-- start of DATA FOR PROCESSING --

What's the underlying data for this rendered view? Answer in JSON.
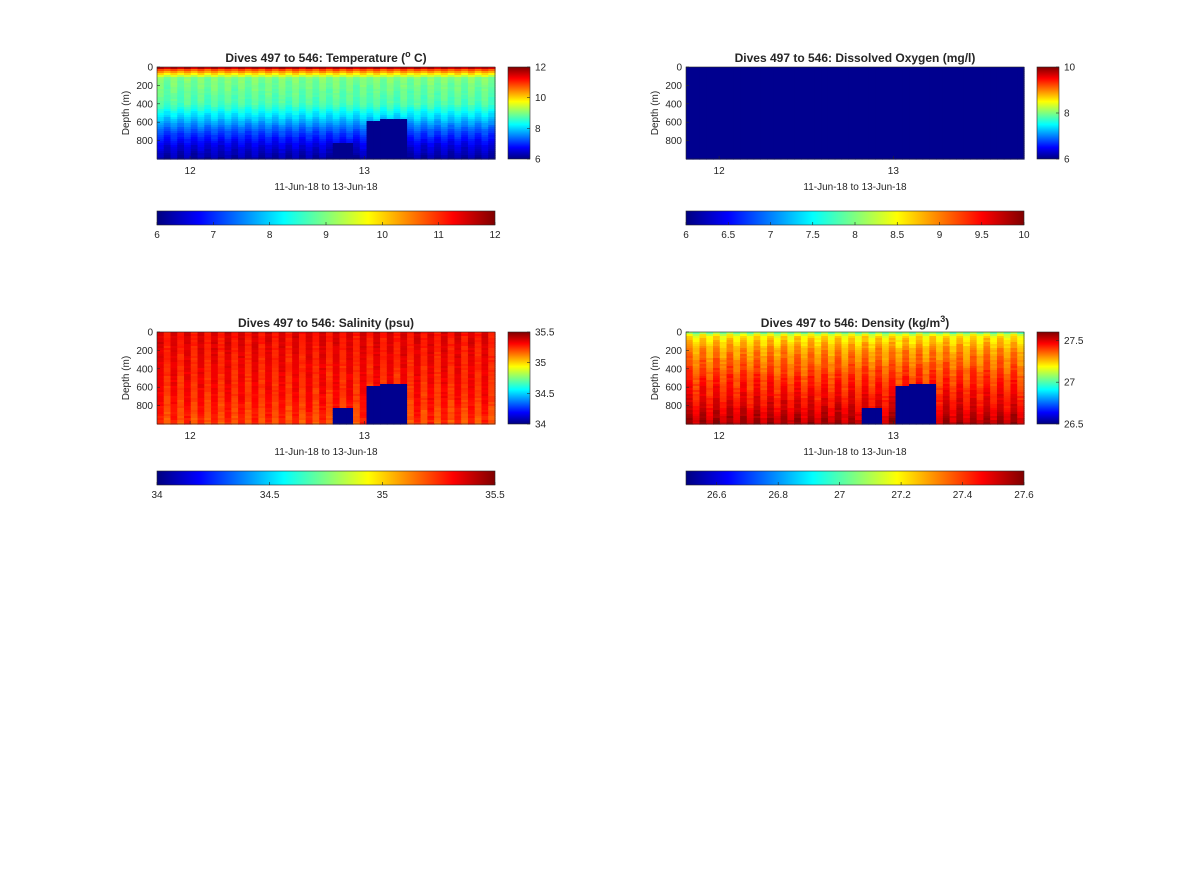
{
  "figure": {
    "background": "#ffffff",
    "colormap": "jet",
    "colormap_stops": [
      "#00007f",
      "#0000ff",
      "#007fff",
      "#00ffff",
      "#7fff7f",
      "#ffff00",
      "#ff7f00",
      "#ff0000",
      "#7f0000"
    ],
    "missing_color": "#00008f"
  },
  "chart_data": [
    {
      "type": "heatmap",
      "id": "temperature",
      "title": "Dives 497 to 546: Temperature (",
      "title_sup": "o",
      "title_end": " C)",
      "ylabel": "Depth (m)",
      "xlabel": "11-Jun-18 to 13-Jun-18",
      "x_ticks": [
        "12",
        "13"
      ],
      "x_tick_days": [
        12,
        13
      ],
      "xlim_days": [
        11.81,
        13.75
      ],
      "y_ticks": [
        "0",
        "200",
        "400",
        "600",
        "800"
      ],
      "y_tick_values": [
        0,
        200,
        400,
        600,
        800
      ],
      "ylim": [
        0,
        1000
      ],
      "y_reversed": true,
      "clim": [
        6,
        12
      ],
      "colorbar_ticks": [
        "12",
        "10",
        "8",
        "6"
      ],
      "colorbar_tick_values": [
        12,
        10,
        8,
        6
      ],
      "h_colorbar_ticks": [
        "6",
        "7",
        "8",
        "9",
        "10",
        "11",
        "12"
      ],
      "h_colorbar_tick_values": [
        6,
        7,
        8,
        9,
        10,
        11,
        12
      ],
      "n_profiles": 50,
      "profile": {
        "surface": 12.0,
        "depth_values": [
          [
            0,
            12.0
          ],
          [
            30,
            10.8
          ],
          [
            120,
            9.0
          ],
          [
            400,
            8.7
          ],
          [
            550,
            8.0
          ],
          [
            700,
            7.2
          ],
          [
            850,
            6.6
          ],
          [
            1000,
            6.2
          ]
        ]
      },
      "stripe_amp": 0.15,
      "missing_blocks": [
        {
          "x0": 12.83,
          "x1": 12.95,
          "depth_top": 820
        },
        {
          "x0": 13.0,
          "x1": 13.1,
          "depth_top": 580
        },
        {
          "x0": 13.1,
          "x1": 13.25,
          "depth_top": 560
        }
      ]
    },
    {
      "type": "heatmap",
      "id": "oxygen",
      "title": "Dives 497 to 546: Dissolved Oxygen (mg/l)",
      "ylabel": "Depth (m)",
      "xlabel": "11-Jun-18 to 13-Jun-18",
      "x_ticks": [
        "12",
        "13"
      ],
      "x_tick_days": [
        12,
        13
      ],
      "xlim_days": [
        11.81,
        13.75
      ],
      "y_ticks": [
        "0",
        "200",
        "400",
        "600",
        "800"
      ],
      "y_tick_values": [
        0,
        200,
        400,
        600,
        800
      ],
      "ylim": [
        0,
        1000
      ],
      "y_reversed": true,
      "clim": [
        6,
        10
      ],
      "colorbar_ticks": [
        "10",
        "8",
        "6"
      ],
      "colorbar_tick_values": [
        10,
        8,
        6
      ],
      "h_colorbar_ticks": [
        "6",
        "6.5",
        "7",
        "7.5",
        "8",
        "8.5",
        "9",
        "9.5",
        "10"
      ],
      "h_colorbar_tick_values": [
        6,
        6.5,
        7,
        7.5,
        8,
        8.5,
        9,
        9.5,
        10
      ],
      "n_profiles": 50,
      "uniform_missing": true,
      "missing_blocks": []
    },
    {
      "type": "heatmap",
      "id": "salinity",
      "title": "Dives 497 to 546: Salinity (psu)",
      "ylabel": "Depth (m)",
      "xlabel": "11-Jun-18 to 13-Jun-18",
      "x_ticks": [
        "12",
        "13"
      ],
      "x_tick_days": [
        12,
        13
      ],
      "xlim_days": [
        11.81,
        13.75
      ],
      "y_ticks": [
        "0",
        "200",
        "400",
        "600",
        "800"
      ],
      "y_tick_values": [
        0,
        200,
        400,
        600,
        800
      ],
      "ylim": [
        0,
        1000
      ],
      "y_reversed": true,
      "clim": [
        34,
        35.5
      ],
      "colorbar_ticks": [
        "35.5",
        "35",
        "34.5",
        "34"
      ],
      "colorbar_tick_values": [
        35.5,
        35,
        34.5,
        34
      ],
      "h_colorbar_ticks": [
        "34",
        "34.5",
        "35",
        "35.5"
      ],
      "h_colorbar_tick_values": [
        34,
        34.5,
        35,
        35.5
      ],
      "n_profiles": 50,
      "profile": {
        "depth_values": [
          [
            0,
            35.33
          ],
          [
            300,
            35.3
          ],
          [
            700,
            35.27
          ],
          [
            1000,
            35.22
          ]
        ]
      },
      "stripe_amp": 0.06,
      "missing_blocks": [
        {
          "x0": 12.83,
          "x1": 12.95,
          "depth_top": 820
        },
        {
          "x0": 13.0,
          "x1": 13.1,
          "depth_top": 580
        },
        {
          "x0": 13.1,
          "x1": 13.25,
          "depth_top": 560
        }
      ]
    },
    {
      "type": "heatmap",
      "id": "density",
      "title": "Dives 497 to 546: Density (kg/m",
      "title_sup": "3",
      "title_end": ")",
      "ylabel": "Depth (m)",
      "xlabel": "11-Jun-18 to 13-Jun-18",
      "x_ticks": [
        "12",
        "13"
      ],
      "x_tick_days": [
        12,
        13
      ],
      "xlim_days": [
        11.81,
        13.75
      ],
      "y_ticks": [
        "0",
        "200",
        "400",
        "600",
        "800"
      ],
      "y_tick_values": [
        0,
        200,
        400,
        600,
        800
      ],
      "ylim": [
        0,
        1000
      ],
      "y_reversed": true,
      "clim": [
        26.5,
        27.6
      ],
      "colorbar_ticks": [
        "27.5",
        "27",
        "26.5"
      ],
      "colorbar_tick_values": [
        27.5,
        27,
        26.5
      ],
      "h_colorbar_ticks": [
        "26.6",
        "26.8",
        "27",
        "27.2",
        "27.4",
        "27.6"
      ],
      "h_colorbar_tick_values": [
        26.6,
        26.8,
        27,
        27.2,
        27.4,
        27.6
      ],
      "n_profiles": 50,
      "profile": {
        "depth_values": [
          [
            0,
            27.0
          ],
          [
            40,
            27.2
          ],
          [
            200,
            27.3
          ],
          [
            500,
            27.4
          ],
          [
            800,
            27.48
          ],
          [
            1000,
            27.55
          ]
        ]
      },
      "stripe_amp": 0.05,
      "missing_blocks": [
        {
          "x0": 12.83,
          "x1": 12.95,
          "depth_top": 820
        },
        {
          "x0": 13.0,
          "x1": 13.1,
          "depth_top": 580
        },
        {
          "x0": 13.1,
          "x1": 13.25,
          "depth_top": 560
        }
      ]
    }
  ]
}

-- end of DATA FOR PROCESSING --
-- start of DATA FOR PROCESSING --

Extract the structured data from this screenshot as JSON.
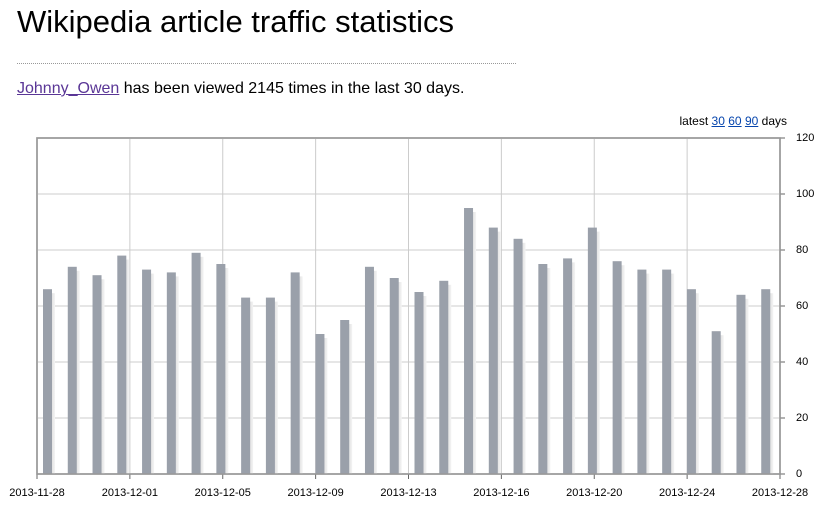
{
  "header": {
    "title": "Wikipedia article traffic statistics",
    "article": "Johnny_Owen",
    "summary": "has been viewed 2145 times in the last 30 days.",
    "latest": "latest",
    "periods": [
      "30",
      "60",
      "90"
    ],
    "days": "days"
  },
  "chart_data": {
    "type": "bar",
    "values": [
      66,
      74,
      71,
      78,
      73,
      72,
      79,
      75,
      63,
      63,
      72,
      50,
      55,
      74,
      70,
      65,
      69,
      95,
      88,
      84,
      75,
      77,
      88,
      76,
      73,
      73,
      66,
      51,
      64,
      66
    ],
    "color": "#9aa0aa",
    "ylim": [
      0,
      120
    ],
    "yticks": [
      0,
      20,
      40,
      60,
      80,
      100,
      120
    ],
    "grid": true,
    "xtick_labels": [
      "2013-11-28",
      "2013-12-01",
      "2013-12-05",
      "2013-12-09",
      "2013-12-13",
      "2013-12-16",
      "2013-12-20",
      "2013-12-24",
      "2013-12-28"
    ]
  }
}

-- end of DATA FOR PROCESSING --
-- start of DATA FOR PROCESSING --

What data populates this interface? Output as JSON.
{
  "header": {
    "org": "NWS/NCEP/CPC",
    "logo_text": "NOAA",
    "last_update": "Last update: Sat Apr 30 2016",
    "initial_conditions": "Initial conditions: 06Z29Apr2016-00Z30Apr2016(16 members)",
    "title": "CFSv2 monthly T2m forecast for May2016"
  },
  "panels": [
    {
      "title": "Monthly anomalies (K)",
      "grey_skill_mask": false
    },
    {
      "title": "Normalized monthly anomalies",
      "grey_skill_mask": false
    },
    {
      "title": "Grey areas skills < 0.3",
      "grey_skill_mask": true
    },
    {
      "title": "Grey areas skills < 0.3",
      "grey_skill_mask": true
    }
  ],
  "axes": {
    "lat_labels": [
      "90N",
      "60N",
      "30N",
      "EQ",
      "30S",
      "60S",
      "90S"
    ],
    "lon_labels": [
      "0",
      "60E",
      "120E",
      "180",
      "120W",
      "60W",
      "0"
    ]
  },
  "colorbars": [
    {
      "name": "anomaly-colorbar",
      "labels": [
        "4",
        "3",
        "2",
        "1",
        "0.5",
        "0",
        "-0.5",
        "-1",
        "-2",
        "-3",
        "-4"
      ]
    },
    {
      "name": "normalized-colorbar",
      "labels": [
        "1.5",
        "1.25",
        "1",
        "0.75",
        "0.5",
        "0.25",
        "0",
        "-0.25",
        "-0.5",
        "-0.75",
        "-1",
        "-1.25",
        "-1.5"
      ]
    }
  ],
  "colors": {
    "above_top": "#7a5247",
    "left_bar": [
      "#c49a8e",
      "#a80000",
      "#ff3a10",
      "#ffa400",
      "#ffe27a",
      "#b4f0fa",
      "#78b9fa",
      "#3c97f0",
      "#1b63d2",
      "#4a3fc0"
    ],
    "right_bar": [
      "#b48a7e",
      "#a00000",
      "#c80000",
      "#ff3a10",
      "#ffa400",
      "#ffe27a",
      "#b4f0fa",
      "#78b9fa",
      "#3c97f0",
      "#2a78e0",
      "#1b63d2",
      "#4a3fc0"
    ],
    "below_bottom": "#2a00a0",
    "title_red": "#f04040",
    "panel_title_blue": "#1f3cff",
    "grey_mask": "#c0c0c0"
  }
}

-- end of DATA FOR PROCESSING --

In the listing, find each line with the string "Dives" and copy it.

      "title": "Dives 497 to 546: Temperature (",
      "title": "Dives 497 to 546: Dissolved Oxygen (mg/l)",
      "title": "Dives 497 to 546: Salinity (psu)",
      "title": "Dives 497 to 546: Density (kg/m",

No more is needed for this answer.